(Recorded data)
■ ■ ■

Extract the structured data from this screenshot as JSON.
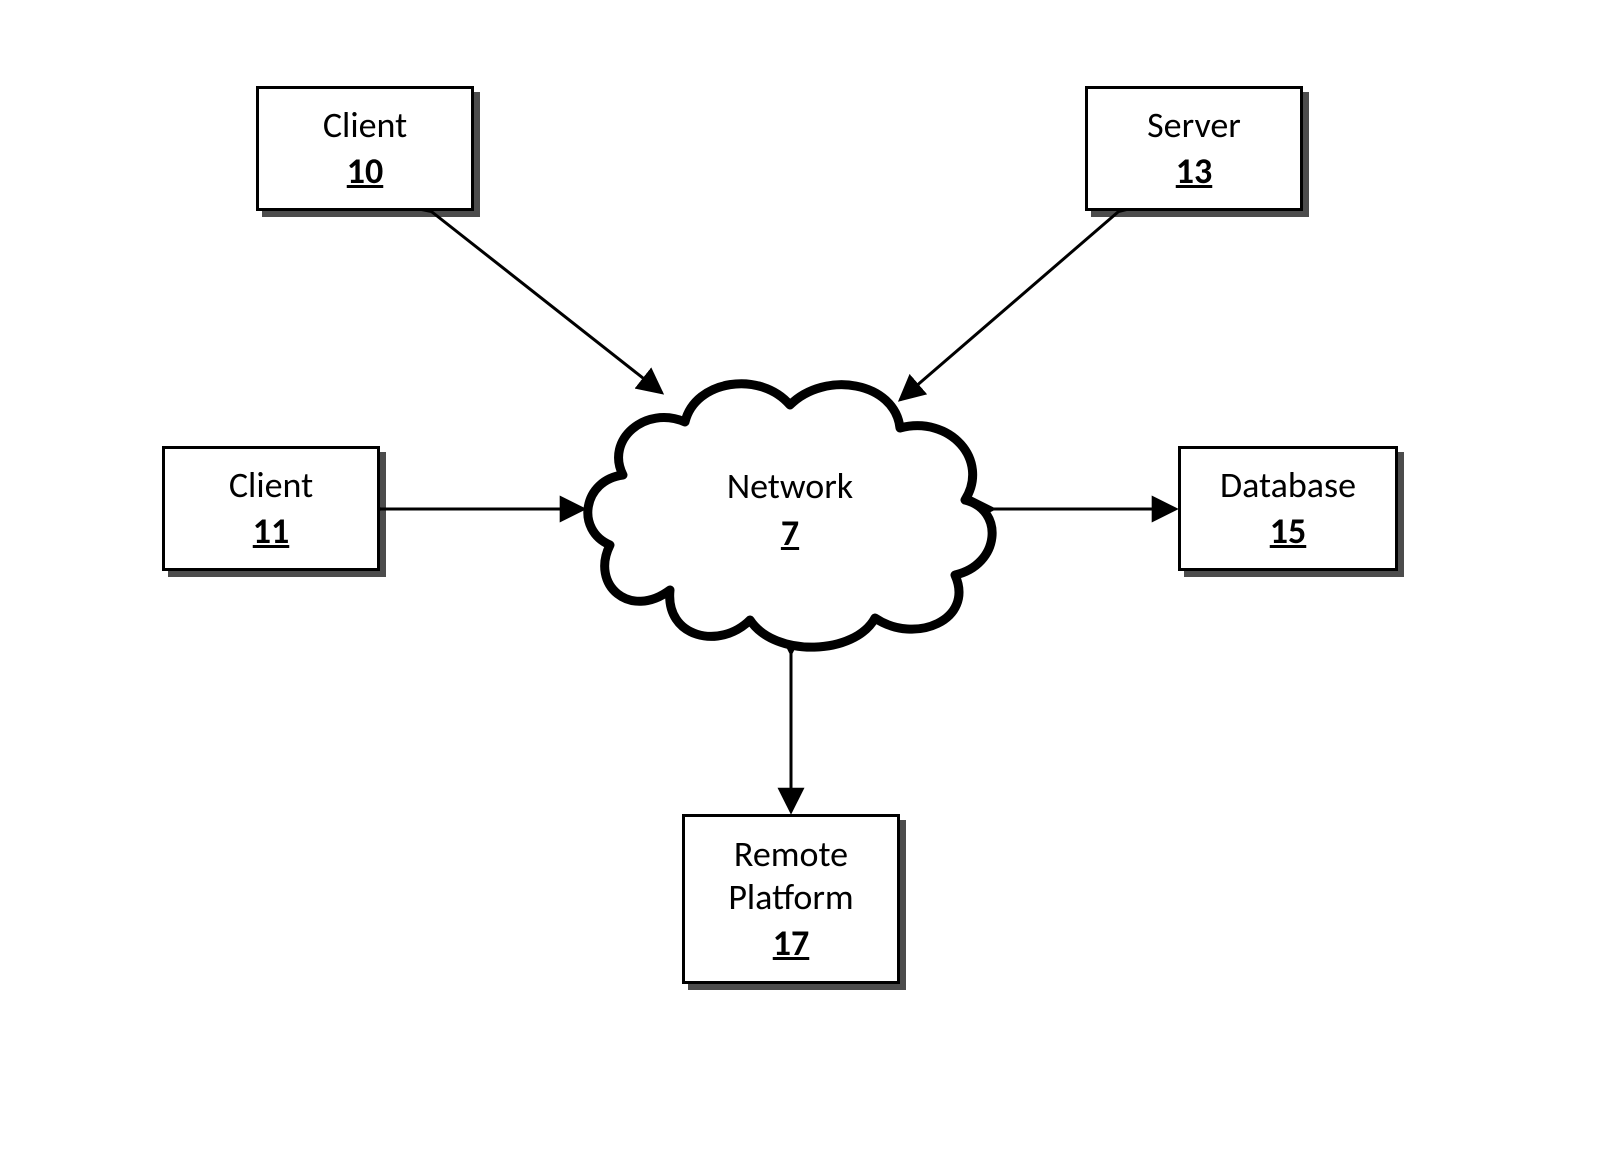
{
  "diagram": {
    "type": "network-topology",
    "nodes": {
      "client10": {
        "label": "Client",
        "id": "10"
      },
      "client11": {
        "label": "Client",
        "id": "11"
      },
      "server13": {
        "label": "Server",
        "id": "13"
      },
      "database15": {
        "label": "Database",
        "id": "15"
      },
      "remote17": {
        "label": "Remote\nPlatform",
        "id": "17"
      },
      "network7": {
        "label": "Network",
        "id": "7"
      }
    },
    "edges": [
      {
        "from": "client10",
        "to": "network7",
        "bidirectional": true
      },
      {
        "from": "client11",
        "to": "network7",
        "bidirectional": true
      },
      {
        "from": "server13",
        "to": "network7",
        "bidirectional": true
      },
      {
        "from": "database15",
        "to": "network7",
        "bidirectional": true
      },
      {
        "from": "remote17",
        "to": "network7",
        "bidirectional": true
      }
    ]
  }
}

■ ■ ■

What this task involves:
Give the data above again in full and unchanged, skipping the pictures.

Finished exercise:
Extract the structured data from this screenshot as JSON.
{
  "diagram": {
    "type": "network-topology",
    "nodes": {
      "client10": {
        "label": "Client",
        "id": "10"
      },
      "client11": {
        "label": "Client",
        "id": "11"
      },
      "server13": {
        "label": "Server",
        "id": "13"
      },
      "database15": {
        "label": "Database",
        "id": "15"
      },
      "remote17": {
        "label": "Remote\nPlatform",
        "id": "17"
      },
      "network7": {
        "label": "Network",
        "id": "7"
      }
    },
    "edges": [
      {
        "from": "client10",
        "to": "network7",
        "bidirectional": true
      },
      {
        "from": "client11",
        "to": "network7",
        "bidirectional": true
      },
      {
        "from": "server13",
        "to": "network7",
        "bidirectional": true
      },
      {
        "from": "database15",
        "to": "network7",
        "bidirectional": true
      },
      {
        "from": "remote17",
        "to": "network7",
        "bidirectional": true
      }
    ]
  }
}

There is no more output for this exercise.